Recorded data
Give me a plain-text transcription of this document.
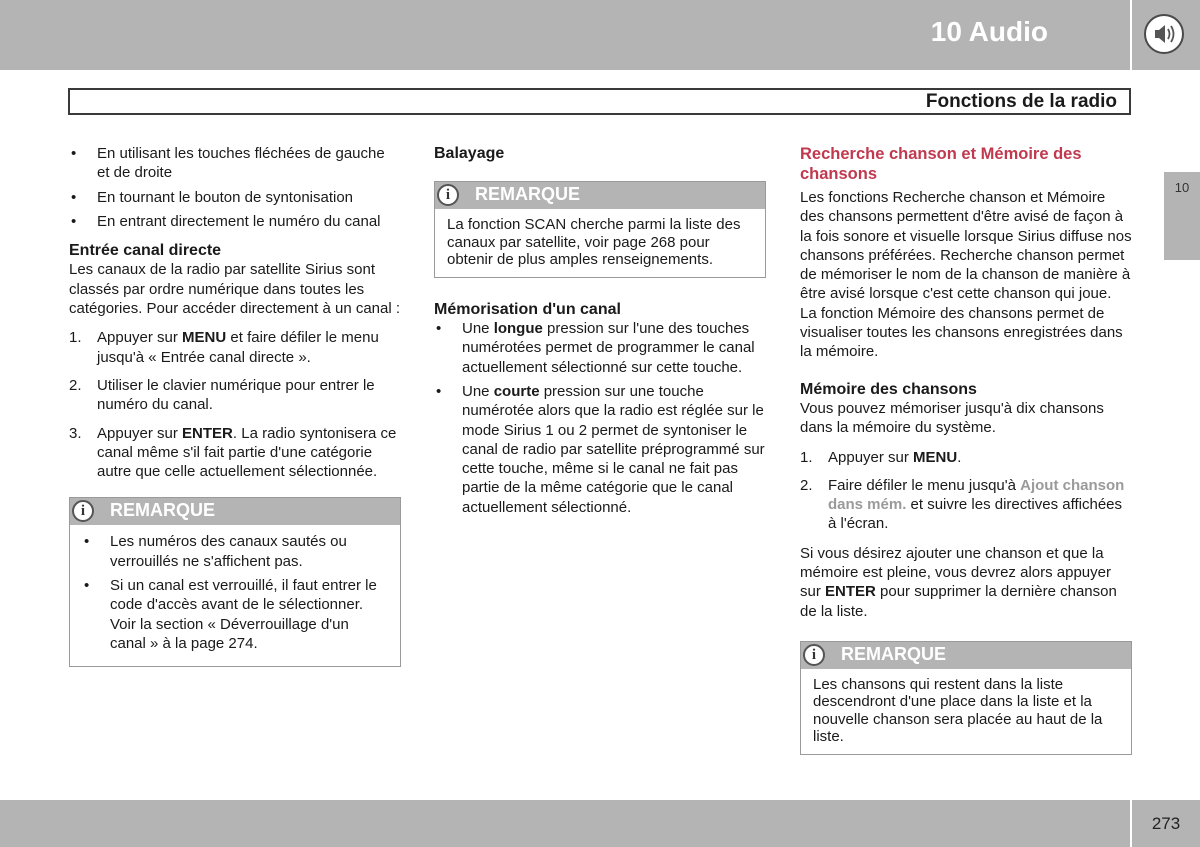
10 Audio
Fonctions de la radio
10
• En utilisant les touches fléchées de gauche et de droite
• En tournant le bouton de syntonisation
• En entrant directement le numéro du canal
Entrée canal directe

Les canaux de la radio par satellite Sirius sont classés par ordre numérique dans toutes les catégories. Pour accéder directement à un canal :

1. Appuyer sur MENU et faire défiler le menu jusqu'à « Entrée canal directe ».
2. Utiliser le clavier numérique pour entrer le numéro du canal.
3. Appuyer sur ENTER. La radio syntonisera ce canal même s'il fait partie d'une catégorie autre que celle actuellement sélectionnée.
i	REMARQUE
• Les numéros des canaux sautés ou verrouillés ne s'affichent pas.
• Si un canal est verrouillé, il faut entrer le code d'accès avant de le sélectionner. Voir la section « Déverrouillage d'un canal » à la page 274.
Balayage
i	REMARQUE

La fonction SCAN cherche parmi la liste des canaux par satellite, voir page 268 pour obtenir de plus amples renseignements.

Mémorisation d'un canal
• Une longue pression sur l'une des touches numérotées permet de programmer le canal actuellement sélectionné sur cette touche.
• Une courte pression sur une touche numérotée alors que la radio est réglée sur le mode Sirius 1 ou 2 permet de syntoniser le canal de radio par satellite préprogrammé sur cette touche, même si le canal ne fait pas partie de la même catégorie que le canal actuellement sélectionné.
Recherche chanson et Mémoire des chansons

Les fonctions Recherche chanson et Mémoire des chansons permettent d'être avisé de façon à la fois sonore et visuelle lorsque Sirius diffuse nos chansons préférées. Recherche chanson permet de mémoriser le nom de la chanson de manière à être avisé lorsque c'est cette chanson qui joue. La fonction Mémoire des chansons permet de visualiser toutes les chansons enregistrées dans la mémoire.

Mémoire des chansons

Vous pouvez mémoriser jusqu'à dix chansons dans la mémoire du système.

1. Appuyer sur MENU.
2. Faire défiler le menu jusqu'à Ajout chanson dans mém. et suivre les directives affichées à l'écran.

Si vous désirez ajouter une chanson et que la mémoire est pleine, vous devrez alors appuyer sur ENTER pour supprimer la dernière chanson de la liste.

i	REMARQUE

Les chansons qui restent dans la liste descendront d'une place dans la liste et la nouvelle chanson sera placée au haut de la liste.

273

### Instructions to follow
Extract each line holding the word "entrer" from the records.

### Output below
2. Utiliser le clavier numérique pour entrer le numéro du canal.
• Si un canal est verrouillé, il faut entrer le code d'accès avant de le sélectionner. Voir la section « Déverrouillage d'un canal » à la page 274.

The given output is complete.